== Fragmento de texto ==
Ledesma no hubiera quebrado una lanza por la permanencia de estos sistemas utilitarios y egoístas. Vio en el pirata, sobre el amenazador de la riqueza, el hereje que pudiera atentar contra la paz y la plenitud espiritual de la cristiandad colonial. Eran profundas y por demás agrias las disidencias entre el inglés y España. En aquel siglo de aspereza religiosa se entendía debatir, con la finalidad económica de la piratería, un problema de desfiguración de conciencias. Un problema de fe. Un caso moral de vida o muerte eterna. Para Ledesma, Amias Preston era un disfraz del Anticristo. Era lo que para todos debiera ser Adolfo Hitler. Pero cata cómo nuestros profesionales del antimarxismo sólo miran el problema con sus antiparras económicas, sin parar mientes en la profunda diferencia de las culturas. Por ello, y esto sirve de causa al disimulo culpable, el orden de caridad que anule las prédicas marxistas, ha de destruir previa y fundamentalmente el orden viejo de la sociedad y supone, según el admirable juicio de Maritain, que “un día la gente haya comenzado a apartarse del presente y, en cierto sentido, a desaparecer de él”.

Sólo la caridad puede transformar el presente y preparar la mañanera aparición de  la justicia. Y en el fondo de la mañana, sobre la llanura verde y alongada, la figura de nuestro iluminado luciría como un símbolo de la fecundidad de la justicia y de la libertad. Su caballo es capaz, aunque se nos haya dicho en burla, de conducir a fórmulas idóneas para atar las manos que buscan de amasar fortunas con la escasez que nos angustia. De mí que se rían. Ya estoy curtido para las burlas. Desde la puerta de mi casa veo, sin embargo, el regreso de los entierros.

Que siempre tengas enjaezado tu jamelgo para poder disponer de él con la premura con que sabían hacerlo aquellos vigilantes caballeros que, a fin de ganar tiempo, solían pararlos, bien arreados, en los mismos aposentos donde dormían con sus mujeres.

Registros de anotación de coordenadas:
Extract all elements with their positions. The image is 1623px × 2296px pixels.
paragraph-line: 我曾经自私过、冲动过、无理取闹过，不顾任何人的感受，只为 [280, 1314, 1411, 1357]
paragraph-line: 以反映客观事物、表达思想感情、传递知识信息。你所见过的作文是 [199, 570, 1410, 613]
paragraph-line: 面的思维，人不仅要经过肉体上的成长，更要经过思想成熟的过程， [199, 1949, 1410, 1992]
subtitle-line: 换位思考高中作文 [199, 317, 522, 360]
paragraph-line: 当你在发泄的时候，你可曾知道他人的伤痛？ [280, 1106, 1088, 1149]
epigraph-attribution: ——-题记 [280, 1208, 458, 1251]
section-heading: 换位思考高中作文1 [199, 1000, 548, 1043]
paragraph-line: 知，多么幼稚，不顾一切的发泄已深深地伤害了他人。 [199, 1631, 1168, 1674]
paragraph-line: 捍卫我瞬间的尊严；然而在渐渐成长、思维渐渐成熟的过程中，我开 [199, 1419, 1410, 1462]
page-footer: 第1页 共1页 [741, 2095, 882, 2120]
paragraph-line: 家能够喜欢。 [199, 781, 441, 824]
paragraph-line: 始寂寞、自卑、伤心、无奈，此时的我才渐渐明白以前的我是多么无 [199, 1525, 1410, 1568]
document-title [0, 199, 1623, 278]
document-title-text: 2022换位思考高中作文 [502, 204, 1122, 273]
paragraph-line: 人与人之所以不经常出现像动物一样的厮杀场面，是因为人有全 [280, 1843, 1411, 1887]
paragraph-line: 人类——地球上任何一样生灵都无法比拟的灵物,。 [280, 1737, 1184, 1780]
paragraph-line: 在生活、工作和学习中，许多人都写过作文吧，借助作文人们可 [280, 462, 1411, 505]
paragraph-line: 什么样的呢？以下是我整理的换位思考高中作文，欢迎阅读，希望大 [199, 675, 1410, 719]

== Conjunto de tareas ==
**a.** Reproduce sin cambios el tramo del fragmento que va desde "Sólo la caridad" hasta "con sus mujeres.".
**b.** Indica si cada afirmación concuerda con el fragmento, respondiendo sí o no y citando literalmente las palabras que lo deciden: (i) Para Ledesma, Amias Preston era un disfraz del Anticristo. (ii) Las disidencias entre el inglés y España eran leves. (iii) A quien habla todavía le afectan las burlas.
**c.** Enumera todas las personas que el fragmento menciona por su nombre propio.
El listado no tiene relación alguna con el fragmento.

== Resultados por tarea ==
**a.**
Sólo la caridad puede transformar el presente y preparar la mañanera aparición de  la justicia. Y en el fondo de la mañana, sobre la llanura verde y alongada, la figura de nuestro iluminado luciría como un símbolo de la fecundidad de la justicia y de la libertad. Su caballo es capaz, aunque se nos haya dicho en burla, de conducir a fórmulas idóneas para atar las manos que buscan de amasar fortunas con la escasez que nos angustia. De mí que se rían. Ya estoy curtido para las burlas. Desde la puerta de mi casa veo, sin embargo, el regreso de los entierros.

Que siempre tengas enjaezado tu jamelgo para poder disponer de él con la premura con que sabían hacerlo aquellos vigilantes caballeros que, a fin de ganar tiempo, solían pararlos, bien arreados, en los mismos aposentos donde dormían con sus mujeres.

**b.**
(i) Sí: "Para Ledesma, Amias Preston era un disfraz del Anticristo."
(ii) No: "Eran profundas y por demás agrias las disidencias entre el inglés y España."
(iii) No: "Ya estoy curtido para las burlas."

**c.** Ledesma, Amias Preston, Adolfo Hitler, Maritain